*Testo dell'esercizio*:
______

Così inizia, c’ininfiliamo in 4 dai portici per poi entrare nel corpo vero, viste da dentro mi sono sembrate un grande corpo squarciato nel centro, ferito con una sutura lenta fatta di scale in ferro da cui entrava la luce impietosa del mezzogiorno. Avremmo potuto essere a Caracas, o San Paolo o a NewYork (per questo amo di Napoli il suo essere internazionale sempre e comunque) ma eravamo a Napoli e l'audio c'è lo ricordava in modo indubitabile: le voci si mescolavano alle radio tutte partenopee. Le case non erano tutte abitate; mi chiedono se voglio entrare in un appartamento; dico di no; spiego che voglio arrivare in alto sulla terrazza più alta possibile; uno che è molto ‘chiatto’ dice che lui non viene e senza che nessuno dica nulla se ne entra in una casa. Noi saliamo con brevi interruzioni, chiacchiere, risate. So che parlano di me.
Arriviamo in punta e uscendo in piena luce tra rifiuti e guaina logora la vedo, l'altra vela, la gemella sfalsata e maestosa, e poi vedo quello che non sapevo di trovare: vedo la forma cancerogena della città che discende la collina opposta al mare, che si insinua nella pianura, mangia i comuni di Melito, Arzano, Giuliano e molti altri in una linea continua di case e strade che arriva fino a Caserta.

______

*Dati disponibili*:
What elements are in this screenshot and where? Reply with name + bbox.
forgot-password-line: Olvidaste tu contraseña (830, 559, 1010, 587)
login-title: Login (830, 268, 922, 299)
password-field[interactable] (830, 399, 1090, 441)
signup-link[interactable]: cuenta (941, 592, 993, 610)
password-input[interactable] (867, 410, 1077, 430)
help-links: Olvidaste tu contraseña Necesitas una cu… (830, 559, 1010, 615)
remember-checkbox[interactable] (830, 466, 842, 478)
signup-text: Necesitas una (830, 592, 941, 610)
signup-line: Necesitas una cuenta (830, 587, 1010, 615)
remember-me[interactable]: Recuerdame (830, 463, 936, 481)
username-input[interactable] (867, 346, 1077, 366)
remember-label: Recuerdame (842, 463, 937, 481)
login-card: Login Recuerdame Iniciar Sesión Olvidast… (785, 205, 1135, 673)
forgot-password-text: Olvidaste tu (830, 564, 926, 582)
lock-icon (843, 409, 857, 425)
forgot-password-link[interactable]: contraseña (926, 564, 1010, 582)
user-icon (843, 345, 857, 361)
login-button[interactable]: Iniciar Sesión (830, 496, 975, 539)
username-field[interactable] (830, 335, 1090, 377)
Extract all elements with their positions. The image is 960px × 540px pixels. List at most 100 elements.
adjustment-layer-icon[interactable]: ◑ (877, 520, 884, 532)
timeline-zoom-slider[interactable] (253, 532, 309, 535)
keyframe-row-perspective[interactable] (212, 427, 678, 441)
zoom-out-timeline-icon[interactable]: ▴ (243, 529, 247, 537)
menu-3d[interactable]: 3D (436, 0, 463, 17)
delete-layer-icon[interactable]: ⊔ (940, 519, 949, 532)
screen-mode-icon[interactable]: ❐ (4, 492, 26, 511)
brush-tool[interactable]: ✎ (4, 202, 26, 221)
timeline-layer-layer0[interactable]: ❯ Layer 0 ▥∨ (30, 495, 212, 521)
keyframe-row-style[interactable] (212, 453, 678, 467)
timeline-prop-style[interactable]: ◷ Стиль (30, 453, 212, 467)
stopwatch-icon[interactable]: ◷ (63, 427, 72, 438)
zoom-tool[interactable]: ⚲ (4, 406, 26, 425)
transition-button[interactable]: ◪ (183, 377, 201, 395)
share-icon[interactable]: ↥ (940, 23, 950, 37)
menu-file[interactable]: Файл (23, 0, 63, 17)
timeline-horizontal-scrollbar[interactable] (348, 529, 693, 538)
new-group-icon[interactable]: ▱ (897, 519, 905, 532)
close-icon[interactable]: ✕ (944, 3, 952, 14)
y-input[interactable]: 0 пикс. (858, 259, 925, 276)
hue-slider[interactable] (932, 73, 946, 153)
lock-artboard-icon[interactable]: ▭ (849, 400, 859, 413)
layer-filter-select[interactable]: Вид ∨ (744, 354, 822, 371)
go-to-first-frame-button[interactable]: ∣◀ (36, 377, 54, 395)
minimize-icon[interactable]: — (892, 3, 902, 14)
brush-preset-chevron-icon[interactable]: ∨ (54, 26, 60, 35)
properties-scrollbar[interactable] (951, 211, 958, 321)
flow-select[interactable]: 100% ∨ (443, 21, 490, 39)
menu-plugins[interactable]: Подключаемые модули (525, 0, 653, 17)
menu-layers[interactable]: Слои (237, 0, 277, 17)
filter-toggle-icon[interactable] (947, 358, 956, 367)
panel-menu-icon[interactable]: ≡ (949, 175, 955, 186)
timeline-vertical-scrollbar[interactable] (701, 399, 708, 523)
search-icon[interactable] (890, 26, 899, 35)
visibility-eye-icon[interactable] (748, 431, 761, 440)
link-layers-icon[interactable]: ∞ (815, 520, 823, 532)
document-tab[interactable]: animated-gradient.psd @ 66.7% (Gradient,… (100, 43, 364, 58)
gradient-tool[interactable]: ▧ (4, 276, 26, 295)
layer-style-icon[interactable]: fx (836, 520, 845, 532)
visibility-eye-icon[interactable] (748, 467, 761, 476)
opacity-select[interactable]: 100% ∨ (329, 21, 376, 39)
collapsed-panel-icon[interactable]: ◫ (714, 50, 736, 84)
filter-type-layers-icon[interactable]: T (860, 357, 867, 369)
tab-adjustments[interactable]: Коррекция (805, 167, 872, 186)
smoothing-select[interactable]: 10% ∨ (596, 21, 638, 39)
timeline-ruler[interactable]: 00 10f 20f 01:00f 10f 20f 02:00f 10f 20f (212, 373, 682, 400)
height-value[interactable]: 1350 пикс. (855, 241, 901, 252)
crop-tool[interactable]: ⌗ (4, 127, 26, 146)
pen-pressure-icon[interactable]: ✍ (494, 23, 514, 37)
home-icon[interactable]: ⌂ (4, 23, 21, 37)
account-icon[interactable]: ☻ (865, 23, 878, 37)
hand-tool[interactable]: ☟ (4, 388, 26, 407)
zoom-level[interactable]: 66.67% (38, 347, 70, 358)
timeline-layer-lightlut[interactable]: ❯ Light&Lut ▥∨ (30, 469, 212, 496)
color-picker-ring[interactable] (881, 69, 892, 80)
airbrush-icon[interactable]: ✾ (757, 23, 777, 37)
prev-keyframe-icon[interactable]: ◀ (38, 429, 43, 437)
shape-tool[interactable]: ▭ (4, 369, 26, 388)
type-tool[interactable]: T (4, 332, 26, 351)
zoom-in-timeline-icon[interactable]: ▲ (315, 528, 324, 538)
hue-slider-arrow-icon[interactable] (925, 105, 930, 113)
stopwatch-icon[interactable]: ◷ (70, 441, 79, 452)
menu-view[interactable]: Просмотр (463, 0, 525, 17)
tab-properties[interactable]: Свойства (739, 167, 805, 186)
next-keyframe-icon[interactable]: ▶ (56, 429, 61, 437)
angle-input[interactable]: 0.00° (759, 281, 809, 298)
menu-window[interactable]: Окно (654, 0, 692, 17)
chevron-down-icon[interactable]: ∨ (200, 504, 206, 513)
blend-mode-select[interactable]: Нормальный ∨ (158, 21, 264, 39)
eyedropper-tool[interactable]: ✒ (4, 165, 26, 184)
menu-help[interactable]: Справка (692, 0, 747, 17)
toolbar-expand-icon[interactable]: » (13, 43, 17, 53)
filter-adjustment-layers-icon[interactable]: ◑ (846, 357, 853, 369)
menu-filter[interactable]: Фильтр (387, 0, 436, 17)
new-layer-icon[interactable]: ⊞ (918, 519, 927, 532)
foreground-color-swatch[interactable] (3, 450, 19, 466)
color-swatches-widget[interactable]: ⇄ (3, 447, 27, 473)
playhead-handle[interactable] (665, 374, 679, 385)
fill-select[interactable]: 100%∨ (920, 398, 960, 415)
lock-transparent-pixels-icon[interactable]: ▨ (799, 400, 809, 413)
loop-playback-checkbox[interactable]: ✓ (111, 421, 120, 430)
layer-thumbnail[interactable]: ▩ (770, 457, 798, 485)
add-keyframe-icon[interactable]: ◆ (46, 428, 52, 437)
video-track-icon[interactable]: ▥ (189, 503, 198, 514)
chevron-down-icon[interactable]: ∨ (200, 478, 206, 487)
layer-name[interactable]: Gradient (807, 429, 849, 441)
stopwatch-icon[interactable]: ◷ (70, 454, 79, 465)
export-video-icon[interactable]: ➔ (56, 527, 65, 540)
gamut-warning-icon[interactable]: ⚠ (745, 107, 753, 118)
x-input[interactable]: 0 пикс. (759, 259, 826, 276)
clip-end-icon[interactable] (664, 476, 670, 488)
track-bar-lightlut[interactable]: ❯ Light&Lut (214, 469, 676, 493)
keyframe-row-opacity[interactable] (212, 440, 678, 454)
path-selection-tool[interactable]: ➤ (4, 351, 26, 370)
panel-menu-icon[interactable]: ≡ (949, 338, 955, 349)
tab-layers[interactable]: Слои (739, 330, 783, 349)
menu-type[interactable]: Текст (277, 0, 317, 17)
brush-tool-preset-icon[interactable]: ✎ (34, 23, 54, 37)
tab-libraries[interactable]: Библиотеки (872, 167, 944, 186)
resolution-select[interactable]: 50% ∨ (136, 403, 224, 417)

______

*Attività 1*:
Quali comuni, secondo il racconto su Napoli, vengono mangiati dalla città che scende verso la pianura?
*Attività 2*:
Per favore, riprendi il racconto su Napoli e prosegui dopo la sua ultima frase.
I record sono materiale a sé, distinto dal testo.

*Risposta 1*:
Melito, Arzano e Giuliano, oltre a molti altri.

*Risposta 2*:
Li fagocita con le loro identità trite e distrugge tradizioni ed usanze in cambio dell'appartenenza alla megalopoli, Tutte le stime sulla popolazione di Napoli sono ridicole quando guardi quel mare multicolore di ruggine e cemento, di disordine e luce, di puzza e paura di vivere.
Dopo un po’ che eravamo lì, un ragazzo dice che dobbiamo scendere e mi chiede quando faccio le fotografie. Ringrazio e dico che le avrei fatte la prossima volta. La macchina che avevo nello zaino non è uscita da lì. Nella versione più egocentrica del mio ricordo è rimasta inutilizzata perché non serviva fare alcuna foto, nella realtà temevo che me la fregassero e la paura è stata utile a capire che comunque non avrei utilizzato quelle immagini (non sapevo ancora che non avrebbero mai toccato la mia machina, non si litiga per così poco in un piazza di spaccio: sono luoghi sicuri). Mentre andiamo via Jenny sembra turbato, mi dice “Eugè non te so piaciute”? Io lo tranquillizzo e lo ringrazio mentre mi riporta alla mia moto e prendiamo un ultimo caffè.

Quasi tutti in questi anni mi hanno chiesto perché non avessi lavorato sulle vele. Molto è stato scritto e detto prima e dopo il mio arrivo ed io, onestamente, non ero in grado di aggiungere nulla di significativo. Mi piace però pensare che non ho lavorato sulle vele ma “con le vele”, come un colle leopardiano mi hanno mostrato il mio infinito.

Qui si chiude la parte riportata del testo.